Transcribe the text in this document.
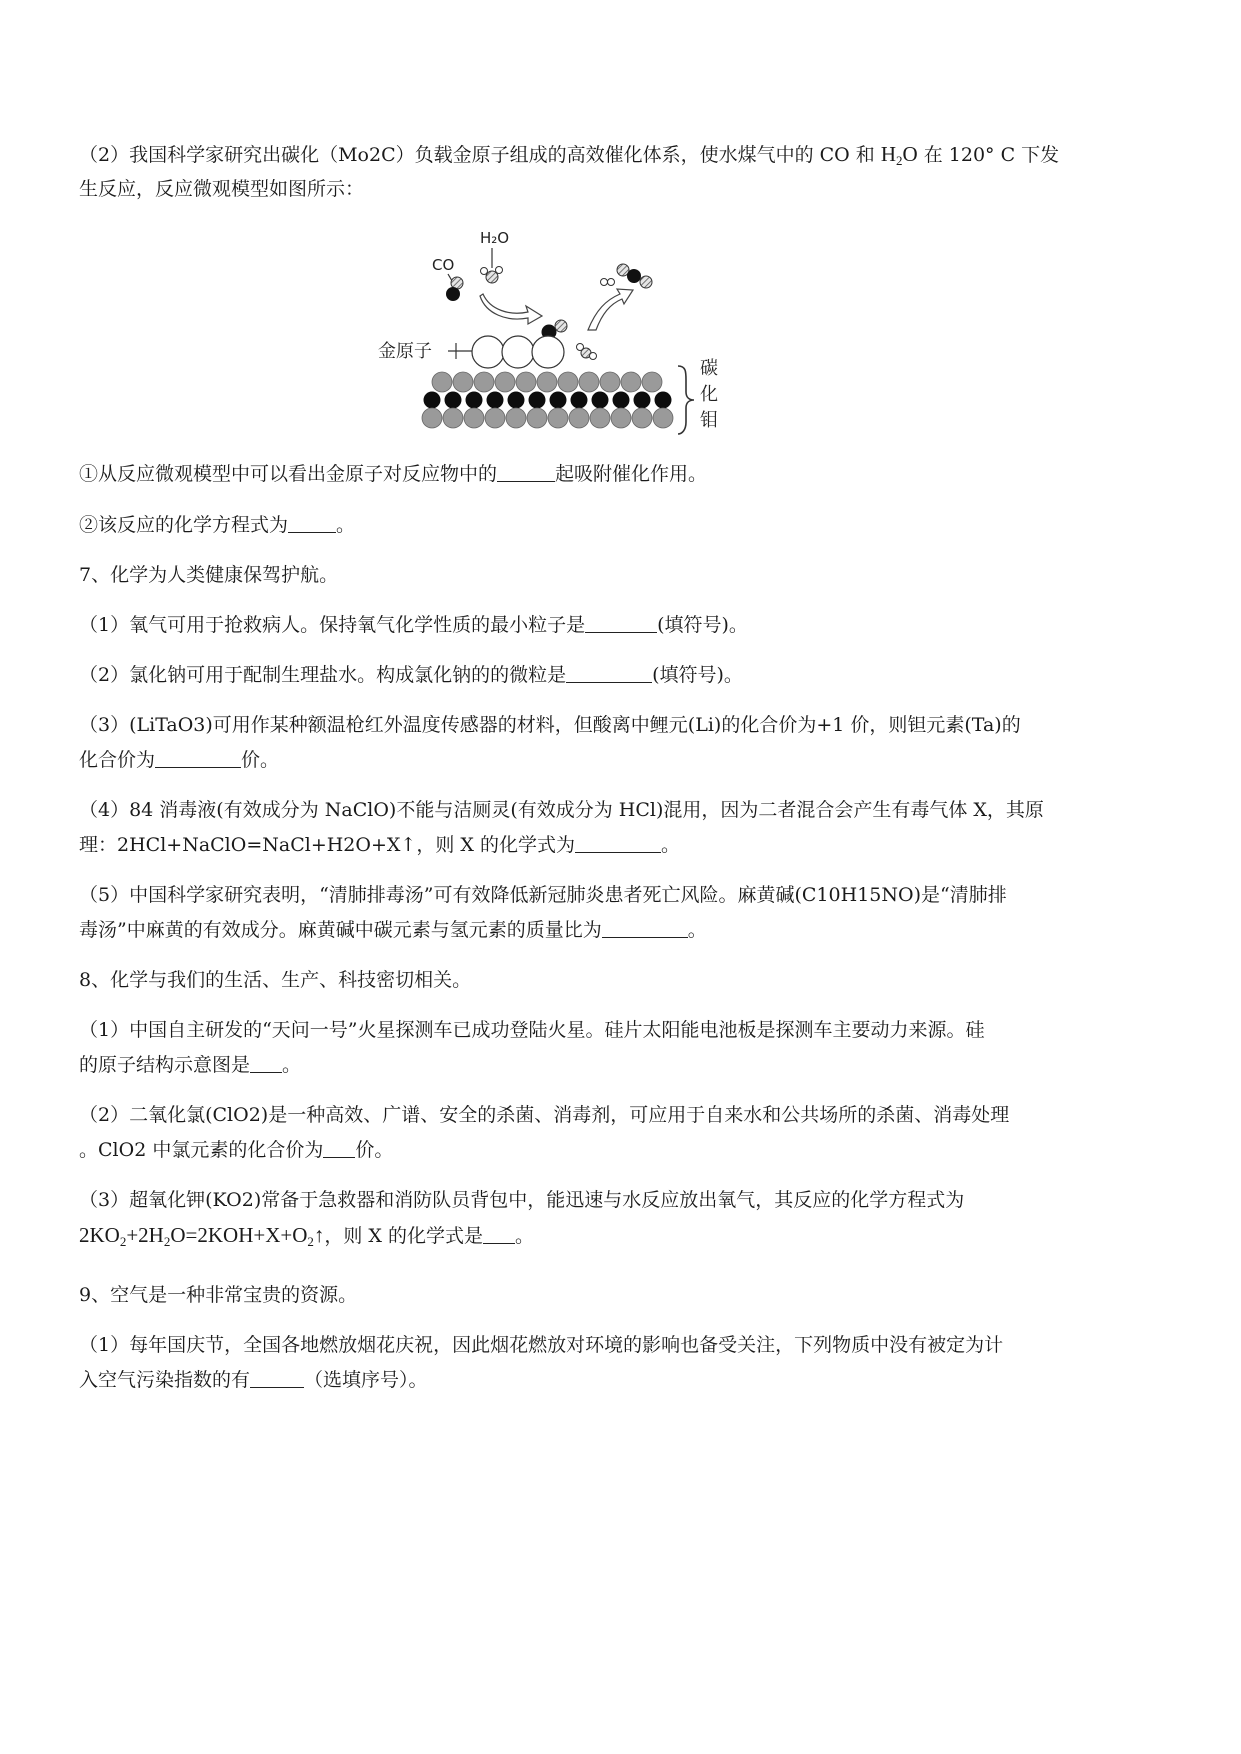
（2）我国科学家研究出碳化（Mo2C）负载金原子组成的高效催化体系，使水煤气中的 CO 和 $H_2O$ 在 120° C 下发
生反应，反应微观模型如图所示：
H₂O
CO
金原子
碳
化
钼
①从反应微观模型中可以看出金原子对反应物中的	起吸附催化作用。
②该反应的化学方程式为	。
7、化学为人类健康保驾护航。
（1）氧气可用于抢救病人。保持氧气化学性质的最小粒子是	(填符号)。
（2）氯化钠可用于配制生理盐水。构成氯化钠的的微粒是	(填符号)。
（3）(LiTaO3)可用作某种额温枪红外温度传感器的材料，但酸离中鲤元(Li)的化合价为+1 价，则钽元素(Ta)的
化合价为	价。
（4）84 消毒液(有效成分为 NaClO)不能与洁厕灵(有效成分为 HCl)混用，因为二者混合会产生有毒气体 X，其原
理：2HCl+NaClO=NaCl+H2O+X↑，则 X 的化学式为	。
（5）中国科学家研究表明，“清肺排毒汤”可有效降低新冠肺炎患者死亡风险。麻黄碱(C10H15NO)是“清肺排
毒汤”中麻黄的有效成分。麻黄碱中碳元素与氢元素的质量比为	。
8、化学与我们的生活、生产、科技密切相关。
（1）中国自主研发的“天问一号”火星探测车已成功登陆火星。硅片太阳能电池板是探测车主要动力来源。硅
的原子结构示意图是 。
（2）二氧化氯(ClO2)是一种高效、广谱、安全的杀菌、消毒剂，可应用于自来水和公共场所的杀菌、消毒处理
。ClO2 中氯元素的化合价为 价。
（3）超氧化钾(KO2)常备于急救器和消防队员背包中，能迅速与水反应放出氧气，其反应的化学方程式为
$2KO_2+2H_2O=2KOH+X+O_2↑$，则 X 的化学式是 。
9、空气是一种非常宝贵的资源。
（1）每年国庆节，全国各地燃放烟花庆祝，因此烟花燃放对环境的影响也备受关注，下列物质中没有被定为计
入空气污染指数的有	（选填序号）。
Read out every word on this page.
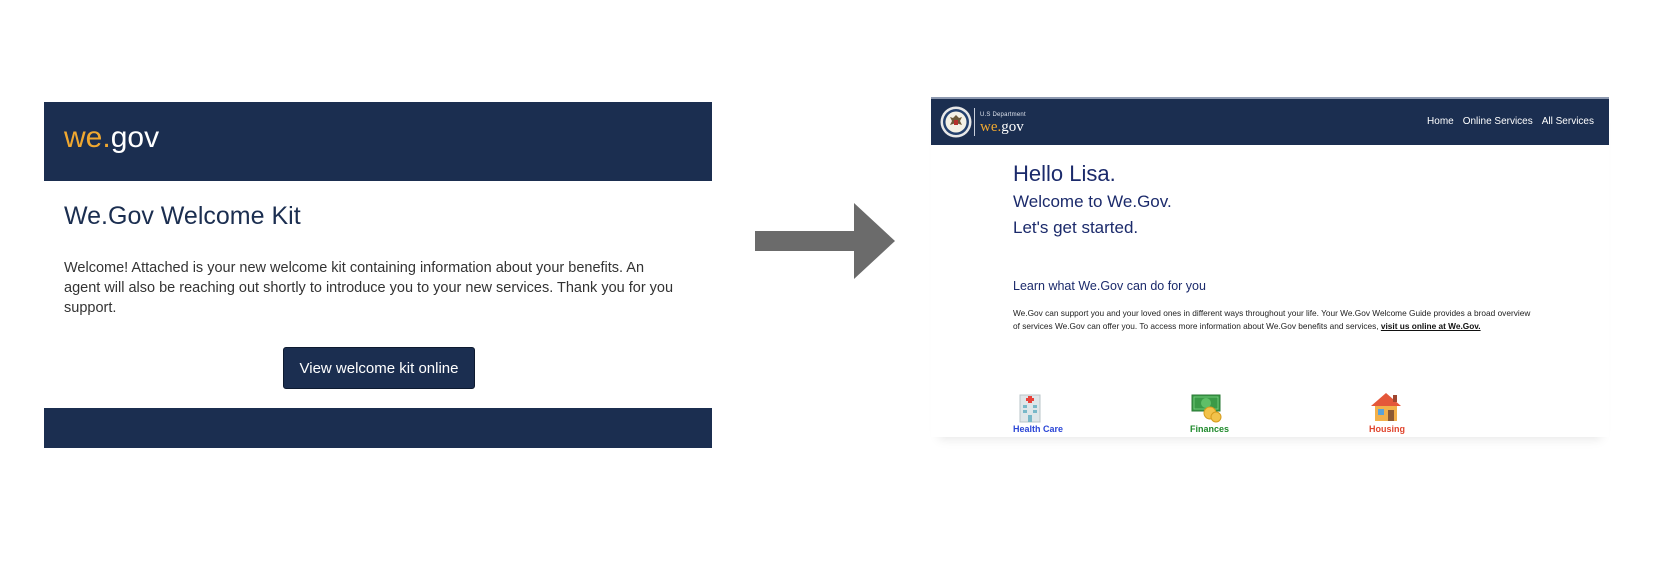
we.gov
We.Gov Welcome Kit

Welcome! Attached is your new welcome kit containing information about your benefits. An agent will also be reaching out shortly to introduce you to your new services. Thank you for you support.

View welcome kit online
U.S Department
we.gov	Home Online Services All Services
Hello Lisa.

Welcome to We.Gov.

Let's get started.

Learn what We.Gov can do for you

We.Gov can support you and your loved ones in different ways throughout your life. Your We.Gov Welcome Guide provides a broad overview of services We.Gov can offer you. To access more information about We.Gov benefits and services, visit us online at We.Gov.

Health Care	Finances	Housing
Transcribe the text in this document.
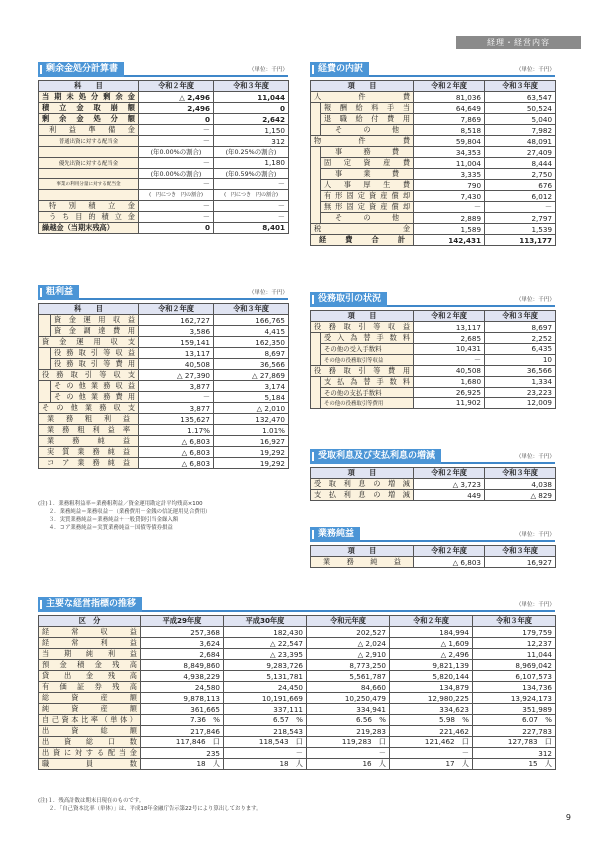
経理・経営内容
剰余金処分計算書	（単位：千円）
科　　目	令和２年度	令和３年度
当期未処分剰余金	△ 2,496	11,044
積立金取崩額	2,496	0
剰余金処分額	0	2,642
利益準備金	－	1,150
普通出資に対する配当金	－	312
	(年0.00%の割合)	(年0.25%の割合)
優先出資に対する配当金	－	1,180
	(年0.00%の割合)	(年0.59%の割合)
事業の利用分量に対する配当金	－	－
	(　円につき　円の割合)	(　円につき　円の割合)
特別積立金	－	－
うち目的積立金	－	－
繰越金（当期末残高）	0	8,401
経費の内訳	（単位：千円）
項　　目		令和２年度	令和３年度
人件費		81,036	63,547
	報酬給料手当	64,649	50,524
	退職給付費用	7,869	5,040
	その他	8,518	7,982
物件費		59,804	48,091
	事務費	34,353	27,409
	固定資産費	11,004	8,444
	事業費	3,335	2,750
	人事厚生費	790	676
	有形固定資産償却	7,430	6,012
	無形固定資産償却	－	－
	その他	2,889	2,797
税金		1,589	1,539
経費合計		142,431	113,177
粗利益	（単位：千円）
科　　目		令和２年度	令和３年度
	資金運用収益	162,727	166,765
	資金調達費用	3,586	4,415
資金運用収支		159,141	162,350
	役務取引等収益	13,117	8,697
	役務取引等費用	40,508	36,566
役務取引等収支		△ 27,390	△ 27,869
	その他業務収益	3,877	3,174
	その他業務費用	－	5,184
その他業務収支		3,877	△ 2,010
業務粗利益		135,627	132,470
業務粗利益率		1.17%	1.01%
業務純益		△ 6,803	16,927
実質業務純益		△ 6,803	19,292
コア業務純益		△ 6,803	19,292
(注)１．業務粗利益率＝業務粗利益／資金運用勘定計平均残高×100
　　２．業務純益＝業務収益－（業務費用－金銭の信託運用見合費用）
　　３．実質業務純益＝業務純益＋一般貸倒引当金繰入額
　　４．コア業務純益＝実質業務純益－国債等債券損益
役務取引の状況	（単位：千円）
項　　目		令和２年度	令和３年度
役務取引等収益		13,117	8,697
	受入為替手数料	2,685	2,252
	その他の受入手数料	10,431	6,435
	その他の役務取引等収益	－	10
役務取引等費用		40,508	36,566
	支払為替手数料	1,680	1,334
	その他の支払手数料	26,925	23,223
	その他の役務取引等費用	11,902	12,009
受取利息及び支払利息の増減	（単位：千円）
項　　目	令和２年度	令和３年度
受取利息の増減	△ 3,723	4,038
支払利息の増減	449	△ 829
業務純益	（単位：千円）
項　　目	令和２年度	令和３年度
業務純益	△ 6,803	16,927
主要な経営指標の推移	（単位：千円）
区　分	平成29年度	平成30年度	令和元年度	令和２年度	令和３年度
経常収益	257,368	182,430	202,527	184,994	179,759
経常利益	3,624	△ 22,547	△ 2,024	△ 1,609	12,237
当期純利益	2,684	△ 23,395	△ 2,910	△ 2,496	11,044
預金積金残高	8,849,860	9,283,726	8,773,250	9,821,139	8,969,042
貸出金残高	4,938,229	5,131,781	5,561,787	5,820,144	6,107,573
有価証券残高	24,580	24,450	84,660	134,879	134,736
総資産額	9,878,113	10,191,669	10,250,479	12,980,225	13,924,173
純資産額	361,665	337,111	334,941	334,623	351,989
自己資本比率（単体）	7.36　%	6.57　%	6.56　%	5.98　%	6.07　%
出資総額	217,846	218,543	219,283	221,462	227,783
出資総口数	117,846　口	118,543　口	119,283　口	121,462　口	127,783　口
出資に対する配当金	235	－	－	－	312
職員数	18　人	18　人	16　人	17　人	15　人
(注)１．残高計数は期末日現在のものです。
　　２．「自己資本比率（単体）」は、平成18年金融庁告示第22号により算出しております。
9
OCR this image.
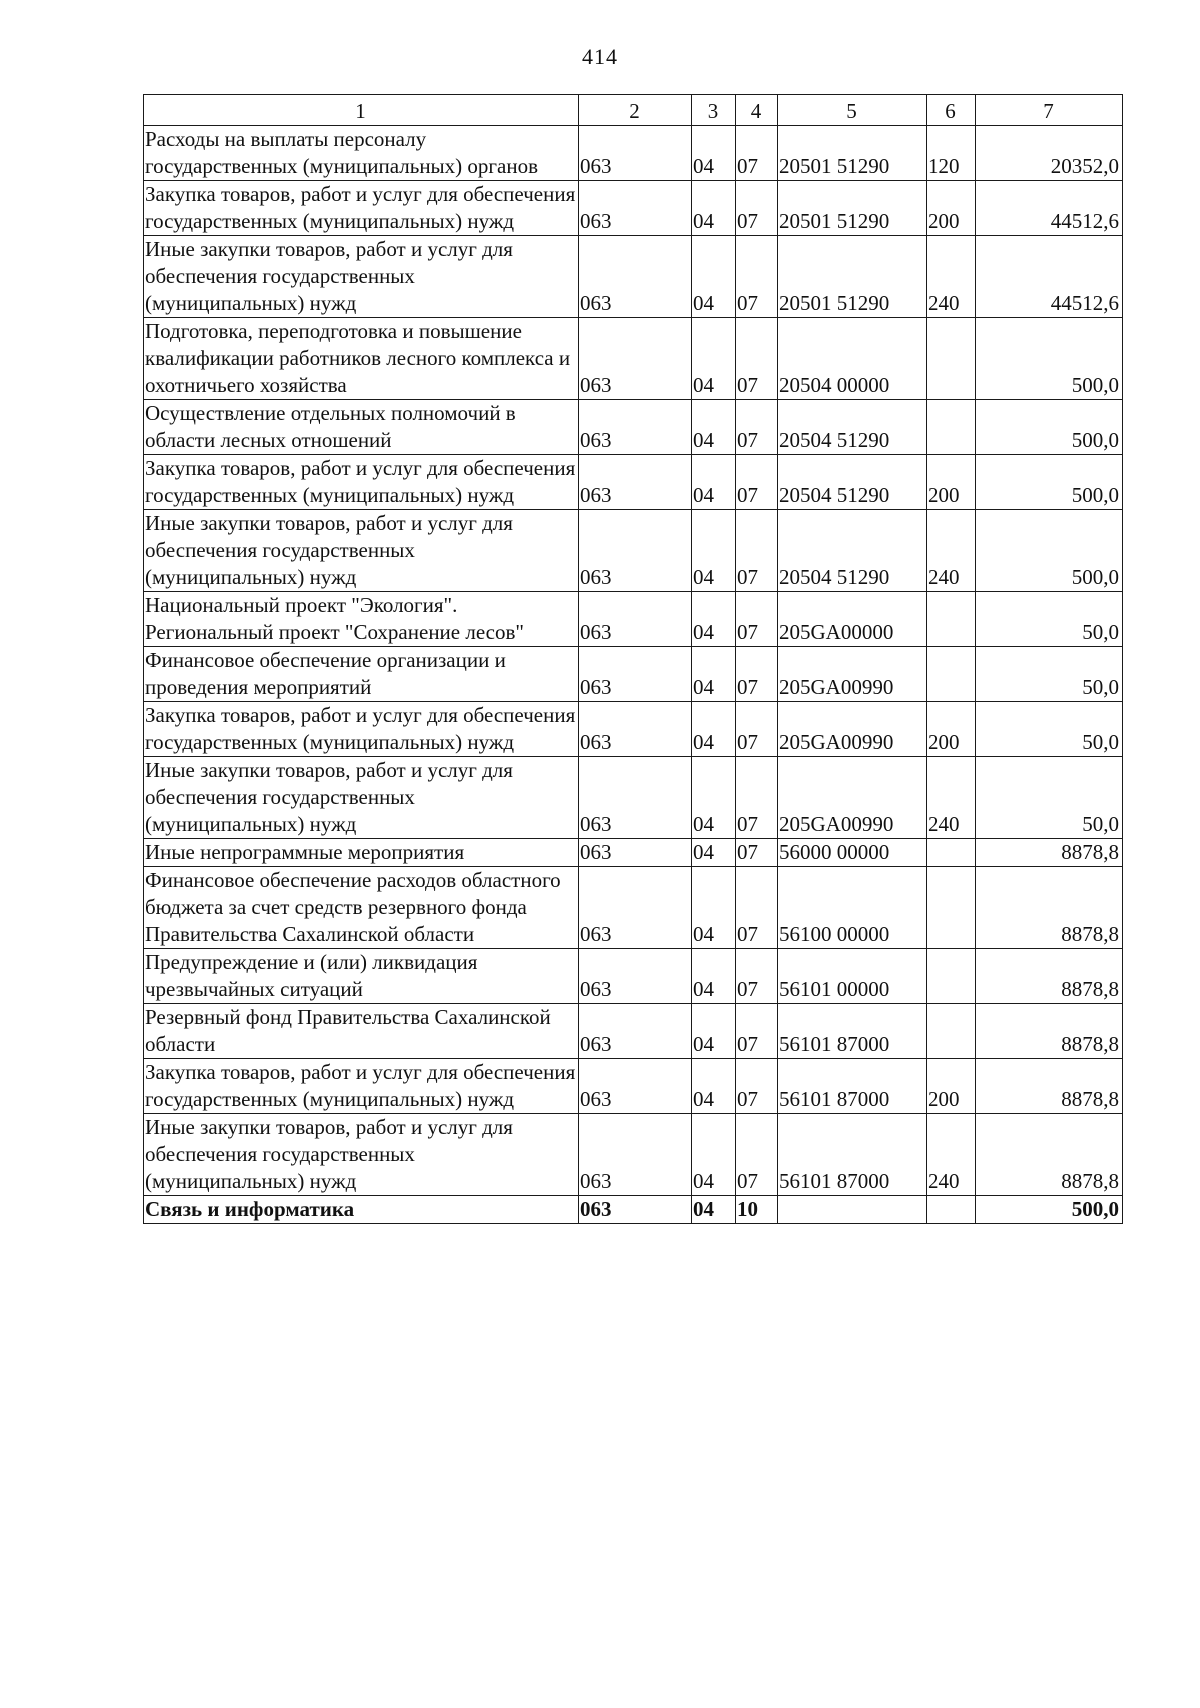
414
1	2	3	4	5	6	7
Расходы на выплаты персоналу государственных (муниципальных) органов	063	04	07	20501 51290	120	20352,0
Закупка товаров, работ и услуг для обеспечения государственных (муниципальных) нужд	063	04	07	20501 51290	200	44512,6
Иные закупки товаров, работ и услуг для обеспечения государственных (муниципальных) нужд	063	04	07	20501 51290	240	44512,6
Подготовка, переподготовка и повышение квалификации работников лесного комплекса и охотничьего хозяйства	063	04	07	20504 00000		500,0
Осуществление отдельных полномочий в области лесных отношений	063	04	07	20504 51290		500,0
Закупка товаров, работ и услуг для обеспечения государственных (муниципальных) нужд	063	04	07	20504 51290	200	500,0
Иные закупки товаров, работ и услуг для обеспечения государственных (муниципальных) нужд	063	04	07	20504 51290	240	500,0
Национальный проект "Экология". Региональный проект "Сохранение лесов"	063	04	07	205GA00000		50,0
Финансовое обеспечение организации и проведения мероприятий	063	04	07	205GA00990		50,0
Закупка товаров, работ и услуг для обеспечения государственных (муниципальных) нужд	063	04	07	205GA00990	200	50,0
Иные закупки товаров, работ и услуг для обеспечения государственных (муниципальных) нужд	063	04	07	205GA00990	240	50,0
Иные непрограммные мероприятия	063	04	07	56000 00000		8878,8
Финансовое обеспечение расходов областного бюджета за счет средств резервного фонда Правительства Сахалинской области	063	04	07	56100 00000		8878,8
Предупреждение и (или) ликвидация чрезвычайных ситуаций	063	04	07	56101 00000		8878,8
Резервный фонд Правительства Сахалинской области	063	04	07	56101 87000		8878,8
Закупка товаров, работ и услуг для обеспечения государственных (муниципальных) нужд	063	04	07	56101 87000	200	8878,8
Иные закупки товаров, работ и услуг для обеспечения государственных (муниципальных) нужд	063	04	07	56101 87000	240	8878,8
Связь и информатика	063	04	10			500,0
◇ ◇ ◇ ◇
SET TASK: Find every line in the records above that contains the word "information", and copy each one.

TASK RESPONSE:
Welcome! Attached is your new welcome kit containing information about your benefits. An agent will also be reaching out shortly to introduce you to your new services. Thank you for you support.
We.Gov can support you and your loved ones in different ways throughout your life. Your We.Gov Welcome Guide provides a broad overview of services We.Gov can offer you. To access more information about We.Gov benefits and services, visit us online at We.Gov.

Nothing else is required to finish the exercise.